WHAT YOU WILL DO -
From the records, report how many lines hold the word "ANNA", with the number as the sole reply.

===== MATERIAL SHOWN

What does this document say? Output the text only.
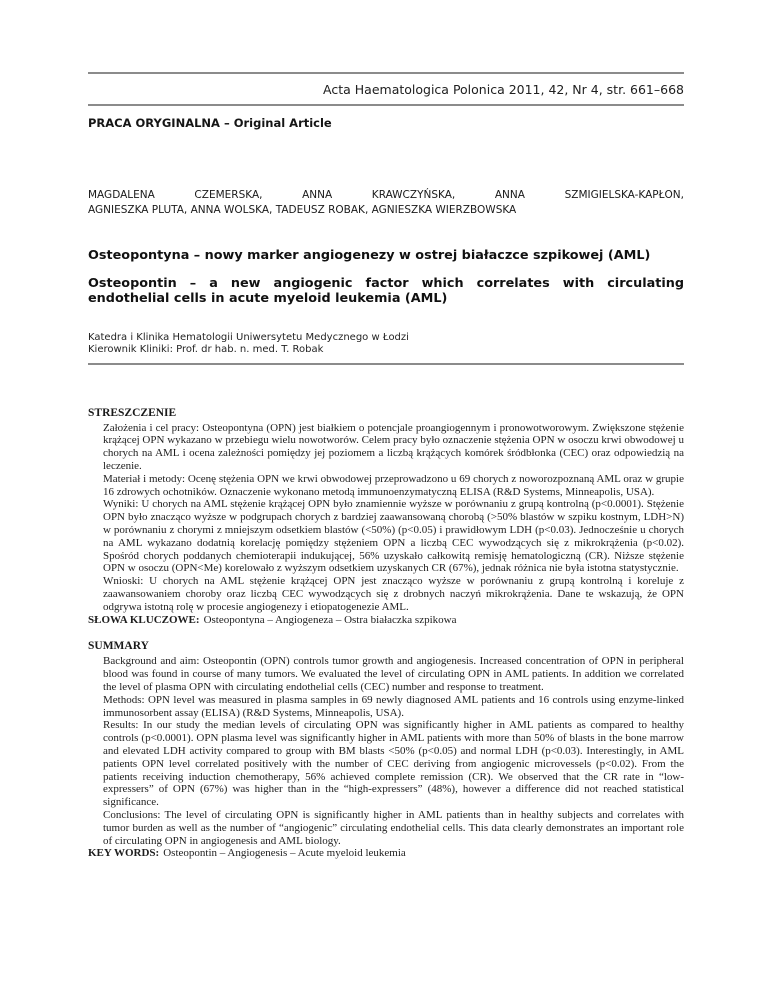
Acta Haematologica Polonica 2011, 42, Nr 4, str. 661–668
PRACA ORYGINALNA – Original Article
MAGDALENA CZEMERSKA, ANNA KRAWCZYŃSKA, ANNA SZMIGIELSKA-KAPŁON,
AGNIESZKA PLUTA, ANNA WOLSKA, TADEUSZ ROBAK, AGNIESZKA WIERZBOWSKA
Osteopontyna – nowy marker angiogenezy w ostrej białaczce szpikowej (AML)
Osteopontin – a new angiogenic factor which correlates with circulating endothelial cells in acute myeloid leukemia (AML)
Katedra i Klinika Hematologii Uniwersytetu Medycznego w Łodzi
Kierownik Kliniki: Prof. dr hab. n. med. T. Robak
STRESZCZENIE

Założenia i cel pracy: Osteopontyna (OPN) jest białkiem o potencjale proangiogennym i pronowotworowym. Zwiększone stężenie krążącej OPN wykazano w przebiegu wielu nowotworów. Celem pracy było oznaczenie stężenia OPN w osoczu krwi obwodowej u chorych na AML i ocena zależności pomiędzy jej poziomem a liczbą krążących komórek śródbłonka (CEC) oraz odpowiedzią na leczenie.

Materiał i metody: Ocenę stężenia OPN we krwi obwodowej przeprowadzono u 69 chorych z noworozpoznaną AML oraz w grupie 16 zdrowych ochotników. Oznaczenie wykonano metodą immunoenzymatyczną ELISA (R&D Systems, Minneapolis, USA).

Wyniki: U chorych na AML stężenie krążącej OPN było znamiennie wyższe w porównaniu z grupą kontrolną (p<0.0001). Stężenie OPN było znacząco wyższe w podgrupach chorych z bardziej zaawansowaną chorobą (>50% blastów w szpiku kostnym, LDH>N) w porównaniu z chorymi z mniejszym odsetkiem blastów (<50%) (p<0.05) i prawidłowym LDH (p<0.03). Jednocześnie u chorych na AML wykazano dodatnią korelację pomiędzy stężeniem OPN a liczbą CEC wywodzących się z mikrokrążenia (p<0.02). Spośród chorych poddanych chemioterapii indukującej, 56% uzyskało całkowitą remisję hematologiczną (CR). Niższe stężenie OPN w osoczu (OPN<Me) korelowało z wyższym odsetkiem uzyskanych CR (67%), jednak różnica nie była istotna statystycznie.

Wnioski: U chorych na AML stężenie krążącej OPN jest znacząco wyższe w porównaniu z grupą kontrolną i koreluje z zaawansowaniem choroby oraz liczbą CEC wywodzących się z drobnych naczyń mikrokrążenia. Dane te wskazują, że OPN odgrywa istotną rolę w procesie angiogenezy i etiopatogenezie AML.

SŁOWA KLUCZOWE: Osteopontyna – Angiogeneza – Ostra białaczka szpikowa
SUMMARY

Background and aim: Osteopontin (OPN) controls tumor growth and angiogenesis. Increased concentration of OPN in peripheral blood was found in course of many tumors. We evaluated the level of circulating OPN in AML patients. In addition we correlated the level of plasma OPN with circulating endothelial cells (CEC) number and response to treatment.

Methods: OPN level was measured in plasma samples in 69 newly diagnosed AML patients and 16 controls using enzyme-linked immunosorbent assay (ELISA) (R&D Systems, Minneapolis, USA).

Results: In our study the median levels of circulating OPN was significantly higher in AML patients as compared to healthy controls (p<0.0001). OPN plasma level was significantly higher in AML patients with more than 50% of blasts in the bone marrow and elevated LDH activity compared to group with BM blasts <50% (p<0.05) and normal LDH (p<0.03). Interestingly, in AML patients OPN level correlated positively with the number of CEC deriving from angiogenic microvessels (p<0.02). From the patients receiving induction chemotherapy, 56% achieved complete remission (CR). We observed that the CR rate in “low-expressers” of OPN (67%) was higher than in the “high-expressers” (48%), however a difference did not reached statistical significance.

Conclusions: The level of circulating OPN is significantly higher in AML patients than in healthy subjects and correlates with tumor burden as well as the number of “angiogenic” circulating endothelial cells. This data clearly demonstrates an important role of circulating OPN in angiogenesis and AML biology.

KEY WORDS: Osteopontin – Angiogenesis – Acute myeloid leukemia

==========
===== MATERIAL SHOWN

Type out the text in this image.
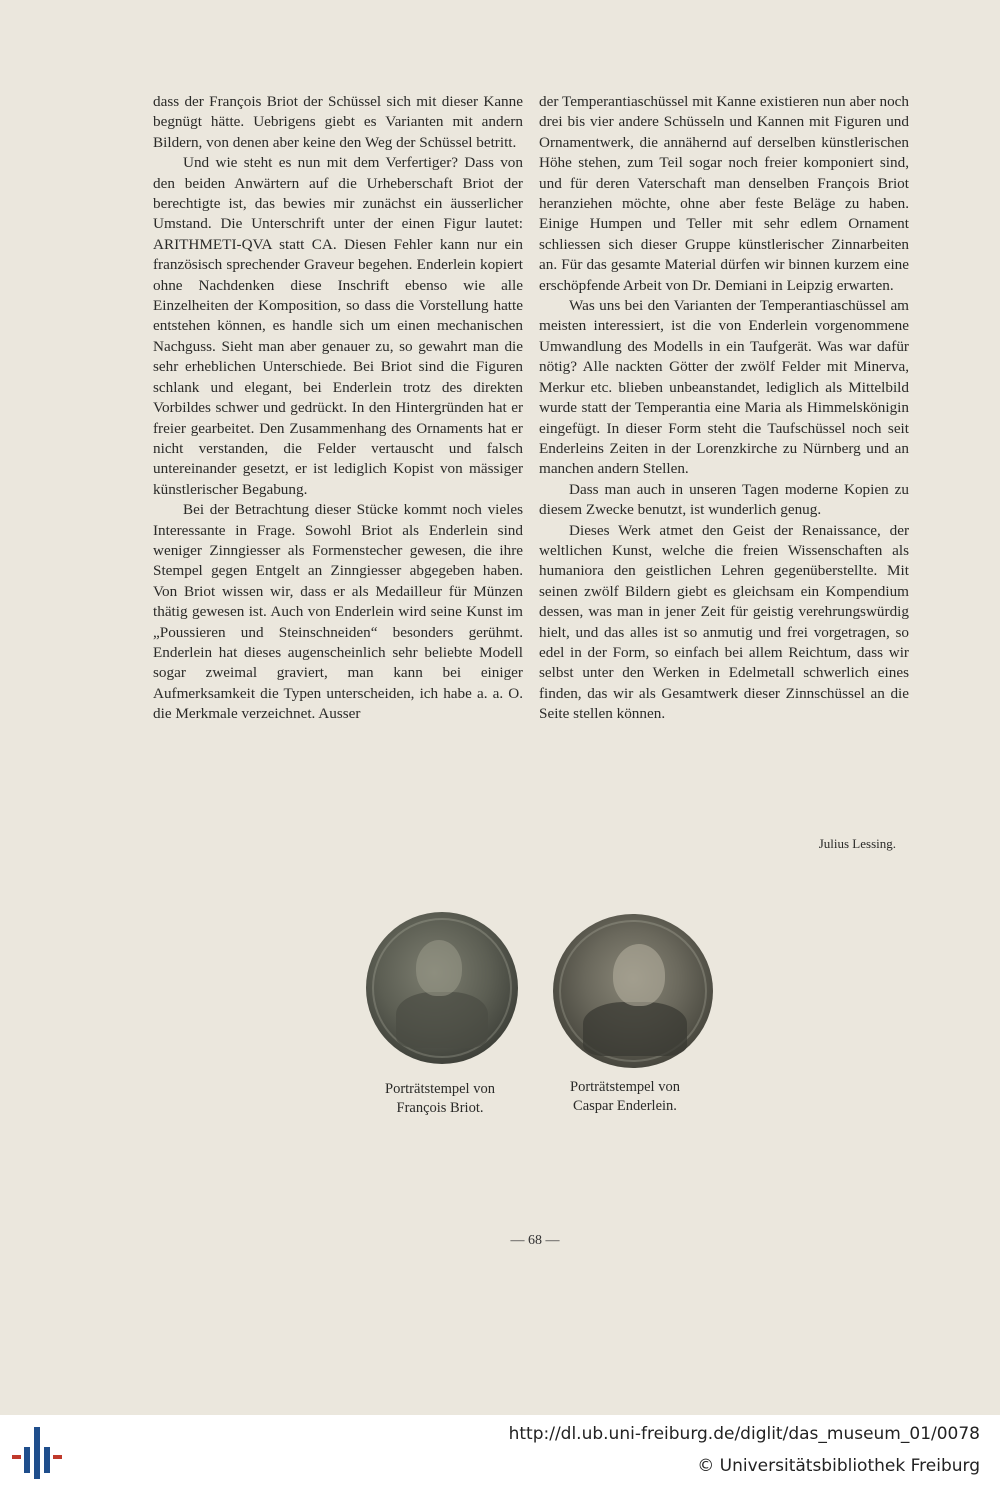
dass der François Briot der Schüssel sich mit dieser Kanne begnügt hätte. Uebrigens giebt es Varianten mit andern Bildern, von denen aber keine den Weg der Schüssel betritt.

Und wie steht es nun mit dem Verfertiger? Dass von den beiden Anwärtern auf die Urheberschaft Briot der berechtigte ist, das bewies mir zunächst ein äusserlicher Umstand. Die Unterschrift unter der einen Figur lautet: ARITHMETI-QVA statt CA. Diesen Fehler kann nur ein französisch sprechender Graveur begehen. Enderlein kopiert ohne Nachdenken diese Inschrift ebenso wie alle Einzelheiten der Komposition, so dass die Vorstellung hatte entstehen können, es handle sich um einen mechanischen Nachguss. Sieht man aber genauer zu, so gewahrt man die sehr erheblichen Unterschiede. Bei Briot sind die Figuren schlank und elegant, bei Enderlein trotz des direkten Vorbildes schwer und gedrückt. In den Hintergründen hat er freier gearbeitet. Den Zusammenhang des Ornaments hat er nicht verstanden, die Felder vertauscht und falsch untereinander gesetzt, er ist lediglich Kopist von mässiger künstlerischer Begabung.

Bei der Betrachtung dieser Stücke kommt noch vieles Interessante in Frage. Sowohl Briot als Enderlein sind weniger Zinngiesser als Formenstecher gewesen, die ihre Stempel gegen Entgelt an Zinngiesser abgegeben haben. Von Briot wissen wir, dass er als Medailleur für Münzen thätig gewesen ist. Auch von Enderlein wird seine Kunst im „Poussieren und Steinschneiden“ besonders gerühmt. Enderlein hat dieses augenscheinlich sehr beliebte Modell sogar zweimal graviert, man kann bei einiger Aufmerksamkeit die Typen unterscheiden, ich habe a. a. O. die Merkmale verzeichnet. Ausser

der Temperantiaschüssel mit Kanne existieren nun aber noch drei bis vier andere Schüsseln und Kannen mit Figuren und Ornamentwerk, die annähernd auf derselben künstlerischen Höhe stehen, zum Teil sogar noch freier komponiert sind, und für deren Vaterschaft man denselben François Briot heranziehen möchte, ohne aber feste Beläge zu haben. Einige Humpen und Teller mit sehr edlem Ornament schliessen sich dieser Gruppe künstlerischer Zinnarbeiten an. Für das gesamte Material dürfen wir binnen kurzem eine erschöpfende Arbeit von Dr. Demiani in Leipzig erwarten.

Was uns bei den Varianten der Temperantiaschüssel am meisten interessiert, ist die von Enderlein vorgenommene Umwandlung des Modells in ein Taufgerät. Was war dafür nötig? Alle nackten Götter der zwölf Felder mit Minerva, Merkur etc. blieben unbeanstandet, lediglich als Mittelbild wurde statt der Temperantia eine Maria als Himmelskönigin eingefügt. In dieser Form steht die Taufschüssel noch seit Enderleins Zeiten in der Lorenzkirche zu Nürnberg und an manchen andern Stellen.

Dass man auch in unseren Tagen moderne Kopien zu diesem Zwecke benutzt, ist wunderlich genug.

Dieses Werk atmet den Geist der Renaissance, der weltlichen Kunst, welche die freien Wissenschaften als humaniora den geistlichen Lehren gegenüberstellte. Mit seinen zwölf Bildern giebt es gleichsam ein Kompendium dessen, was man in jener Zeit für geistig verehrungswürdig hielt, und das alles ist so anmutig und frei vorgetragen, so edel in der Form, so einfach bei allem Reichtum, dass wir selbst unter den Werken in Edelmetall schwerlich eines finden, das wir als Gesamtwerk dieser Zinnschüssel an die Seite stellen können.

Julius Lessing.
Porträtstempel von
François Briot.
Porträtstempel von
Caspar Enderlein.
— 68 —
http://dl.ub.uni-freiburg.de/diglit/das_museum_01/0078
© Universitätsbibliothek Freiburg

==========
===== MATERIAL SHOWN

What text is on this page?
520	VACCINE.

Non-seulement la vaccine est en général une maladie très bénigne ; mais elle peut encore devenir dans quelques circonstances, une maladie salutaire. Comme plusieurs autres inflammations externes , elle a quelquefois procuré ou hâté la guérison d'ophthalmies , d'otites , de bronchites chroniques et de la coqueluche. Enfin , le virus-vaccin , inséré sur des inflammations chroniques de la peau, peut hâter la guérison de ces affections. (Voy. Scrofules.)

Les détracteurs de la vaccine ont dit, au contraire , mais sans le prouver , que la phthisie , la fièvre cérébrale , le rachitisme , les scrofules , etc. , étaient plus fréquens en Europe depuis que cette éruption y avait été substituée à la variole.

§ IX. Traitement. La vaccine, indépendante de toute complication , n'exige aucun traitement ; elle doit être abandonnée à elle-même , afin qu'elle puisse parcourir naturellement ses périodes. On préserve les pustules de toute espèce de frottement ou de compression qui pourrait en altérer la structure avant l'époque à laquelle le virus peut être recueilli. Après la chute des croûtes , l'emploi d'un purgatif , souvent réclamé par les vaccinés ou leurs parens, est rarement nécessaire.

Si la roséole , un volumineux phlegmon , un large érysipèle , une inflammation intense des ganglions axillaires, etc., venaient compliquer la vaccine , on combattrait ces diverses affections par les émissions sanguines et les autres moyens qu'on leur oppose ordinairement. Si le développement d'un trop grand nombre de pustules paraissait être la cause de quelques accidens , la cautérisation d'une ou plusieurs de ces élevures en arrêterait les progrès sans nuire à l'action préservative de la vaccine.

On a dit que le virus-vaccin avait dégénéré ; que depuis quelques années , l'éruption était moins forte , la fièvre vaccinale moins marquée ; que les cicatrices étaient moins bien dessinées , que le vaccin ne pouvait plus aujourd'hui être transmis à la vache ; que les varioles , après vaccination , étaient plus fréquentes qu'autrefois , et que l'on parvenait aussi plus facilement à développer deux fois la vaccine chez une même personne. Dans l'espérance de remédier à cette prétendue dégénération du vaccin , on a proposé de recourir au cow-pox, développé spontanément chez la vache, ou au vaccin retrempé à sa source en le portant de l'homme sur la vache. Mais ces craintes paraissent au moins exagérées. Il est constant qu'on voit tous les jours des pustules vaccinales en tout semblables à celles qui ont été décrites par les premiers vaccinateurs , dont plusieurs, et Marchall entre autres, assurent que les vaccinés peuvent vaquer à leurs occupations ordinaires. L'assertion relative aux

==========

RESPONSE FOR THIS EXERCISE -
2